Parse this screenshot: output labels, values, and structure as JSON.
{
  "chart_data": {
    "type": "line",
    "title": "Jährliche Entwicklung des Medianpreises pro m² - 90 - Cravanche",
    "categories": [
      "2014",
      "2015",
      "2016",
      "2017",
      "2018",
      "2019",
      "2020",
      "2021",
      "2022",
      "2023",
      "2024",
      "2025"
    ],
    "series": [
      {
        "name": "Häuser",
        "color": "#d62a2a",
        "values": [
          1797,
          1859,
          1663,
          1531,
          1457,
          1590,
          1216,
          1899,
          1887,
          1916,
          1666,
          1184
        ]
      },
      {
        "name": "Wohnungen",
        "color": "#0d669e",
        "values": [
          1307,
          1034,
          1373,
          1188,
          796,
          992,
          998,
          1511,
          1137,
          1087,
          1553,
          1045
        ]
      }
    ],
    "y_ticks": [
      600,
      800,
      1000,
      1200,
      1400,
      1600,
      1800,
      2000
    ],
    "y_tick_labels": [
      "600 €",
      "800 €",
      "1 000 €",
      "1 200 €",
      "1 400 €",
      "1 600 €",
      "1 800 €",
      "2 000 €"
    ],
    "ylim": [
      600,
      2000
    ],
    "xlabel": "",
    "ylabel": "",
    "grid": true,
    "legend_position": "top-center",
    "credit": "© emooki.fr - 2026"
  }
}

- Direction: Repeat the records above exactly, from the first line to the last.

- Solved problem:
Parse this screenshot: output labels, values, and structure as JSON.
{
  "chart_data": {
    "type": "line",
    "title": "Jährliche Entwicklung des Medianpreises pro m² - 90 - Cravanche",
    "categories": [
      "2014",
      "2015",
      "2016",
      "2017",
      "2018",
      "2019",
      "2020",
      "2021",
      "2022",
      "2023",
      "2024",
      "2025"
    ],
    "series": [
      {
        "name": "Häuser",
        "color": "#d62a2a",
        "values": [
          1797,
          1859,
          1663,
          1531,
          1457,
          1590,
          1216,
          1899,
          1887,
          1916,
          1666,
          1184
        ]
      },
      {
        "name": "Wohnungen",
        "color": "#0d669e",
        "values": [
          1307,
          1034,
          1373,
          1188,
          796,
          992,
          998,
          1511,
          1137,
          1087,
          1553,
          1045
        ]
      }
    ],
    "y_ticks": [
      600,
      800,
      1000,
      1200,
      1400,
      1600,
      1800,
      2000
    ],
    "y_tick_labels": [
      "600 €",
      "800 €",
      "1 000 €",
      "1 200 €",
      "1 400 €",
      "1 600 €",
      "1 800 €",
      "2 000 €"
    ],
    "ylim": [
      600,
      2000
    ],
    "xlabel": "",
    "ylabel": "",
    "grid": true,
    "legend_position": "top-center",
    "credit": "© emooki.fr - 2026"
  }
}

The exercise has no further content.